--- start of INPUT DATA ---

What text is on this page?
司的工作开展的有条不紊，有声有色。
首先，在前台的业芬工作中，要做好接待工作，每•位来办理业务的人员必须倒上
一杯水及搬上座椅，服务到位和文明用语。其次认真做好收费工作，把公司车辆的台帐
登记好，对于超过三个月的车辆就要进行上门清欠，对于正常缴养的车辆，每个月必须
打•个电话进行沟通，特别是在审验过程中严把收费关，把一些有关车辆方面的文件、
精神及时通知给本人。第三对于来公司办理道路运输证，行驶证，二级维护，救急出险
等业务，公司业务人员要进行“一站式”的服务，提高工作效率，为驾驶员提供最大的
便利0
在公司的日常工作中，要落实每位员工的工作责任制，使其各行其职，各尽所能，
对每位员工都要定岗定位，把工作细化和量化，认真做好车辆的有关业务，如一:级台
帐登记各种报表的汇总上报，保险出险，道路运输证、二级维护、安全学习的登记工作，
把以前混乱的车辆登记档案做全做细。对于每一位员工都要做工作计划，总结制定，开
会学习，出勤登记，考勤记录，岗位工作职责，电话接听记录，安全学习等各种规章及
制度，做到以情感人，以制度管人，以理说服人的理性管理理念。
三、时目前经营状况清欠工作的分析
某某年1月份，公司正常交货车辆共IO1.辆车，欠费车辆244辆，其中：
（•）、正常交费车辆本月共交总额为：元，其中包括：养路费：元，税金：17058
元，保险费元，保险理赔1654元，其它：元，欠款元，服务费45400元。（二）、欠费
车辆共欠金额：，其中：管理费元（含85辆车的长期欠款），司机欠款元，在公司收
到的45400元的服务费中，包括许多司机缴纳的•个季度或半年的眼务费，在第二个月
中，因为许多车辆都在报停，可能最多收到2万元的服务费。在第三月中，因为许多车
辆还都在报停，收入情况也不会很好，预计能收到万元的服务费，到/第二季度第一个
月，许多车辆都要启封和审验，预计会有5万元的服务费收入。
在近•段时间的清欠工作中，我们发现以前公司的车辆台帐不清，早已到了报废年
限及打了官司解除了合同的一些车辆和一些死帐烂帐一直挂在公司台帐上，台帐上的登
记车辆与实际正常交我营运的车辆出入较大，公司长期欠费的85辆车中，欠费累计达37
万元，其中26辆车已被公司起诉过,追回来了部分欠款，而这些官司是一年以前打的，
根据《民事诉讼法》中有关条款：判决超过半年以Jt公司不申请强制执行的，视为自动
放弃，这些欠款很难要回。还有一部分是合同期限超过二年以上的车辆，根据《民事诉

--- end of INPUT DATA ---

PROBLEM TO SOLVE » Print every record exactly as it was given.

TASK OUTPUT »
What text is on this page?
司的工作开展的有条不紊，有声有色。
首先，在前台的业芬工作中，要做好接待工作，每•位来办理业务的人员必须倒上
一杯水及搬上座椅，服务到位和文明用语。其次认真做好收费工作，把公司车辆的台帐
登记好，对于超过三个月的车辆就要进行上门清欠，对于正常缴养的车辆，每个月必须
打•个电话进行沟通，特别是在审验过程中严把收费关，把一些有关车辆方面的文件、
精神及时通知给本人。第三对于来公司办理道路运输证，行驶证，二级维护，救急出险
等业务，公司业务人员要进行“一站式”的服务，提高工作效率，为驾驶员提供最大的
便利0
在公司的日常工作中，要落实每位员工的工作责任制，使其各行其职，各尽所能，
对每位员工都要定岗定位，把工作细化和量化，认真做好车辆的有关业务，如一:级台
帐登记各种报表的汇总上报，保险出险，道路运输证、二级维护、安全学习的登记工作，
把以前混乱的车辆登记档案做全做细。对于每一位员工都要做工作计划，总结制定，开
会学习，出勤登记，考勤记录，岗位工作职责，电话接听记录，安全学习等各种规章及
制度，做到以情感人，以制度管人，以理说服人的理性管理理念。
三、时目前经营状况清欠工作的分析
某某年1月份，公司正常交货车辆共IO1.辆车，欠费车辆244辆，其中：
（•）、正常交费车辆本月共交总额为：元，其中包括：养路费：元，税金：17058
元，保险费元，保险理赔1654元，其它：元，欠款元，服务费45400元。（二）、欠费
车辆共欠金额：，其中：管理费元（含85辆车的长期欠款），司机欠款元，在公司收
到的45400元的服务费中，包括许多司机缴纳的•个季度或半年的眼务费，在第二个月
中，因为许多车辆都在报停，可能最多收到2万元的服务费。在第三月中，因为许多车
辆还都在报停，收入情况也不会很好，预计能收到万元的服务费，到/第二季度第一个
月，许多车辆都要启封和审验，预计会有5万元的服务费收入。
在近•段时间的清欠工作中，我们发现以前公司的车辆台帐不清，早已到了报废年
限及打了官司解除了合同的一些车辆和一些死帐烂帐一直挂在公司台帐上，台帐上的登
记车辆与实际正常交我营运的车辆出入较大，公司长期欠费的85辆车中，欠费累计达37
万元，其中26辆车已被公司起诉过,追回来了部分欠款，而这些官司是一年以前打的，
根据《民事诉讼法》中有关条款：判决超过半年以Jt公司不申请强制执行的，视为自动
放弃，这些欠款很难要回。还有一部分是合同期限超过二年以上的车辆，根据《民事诉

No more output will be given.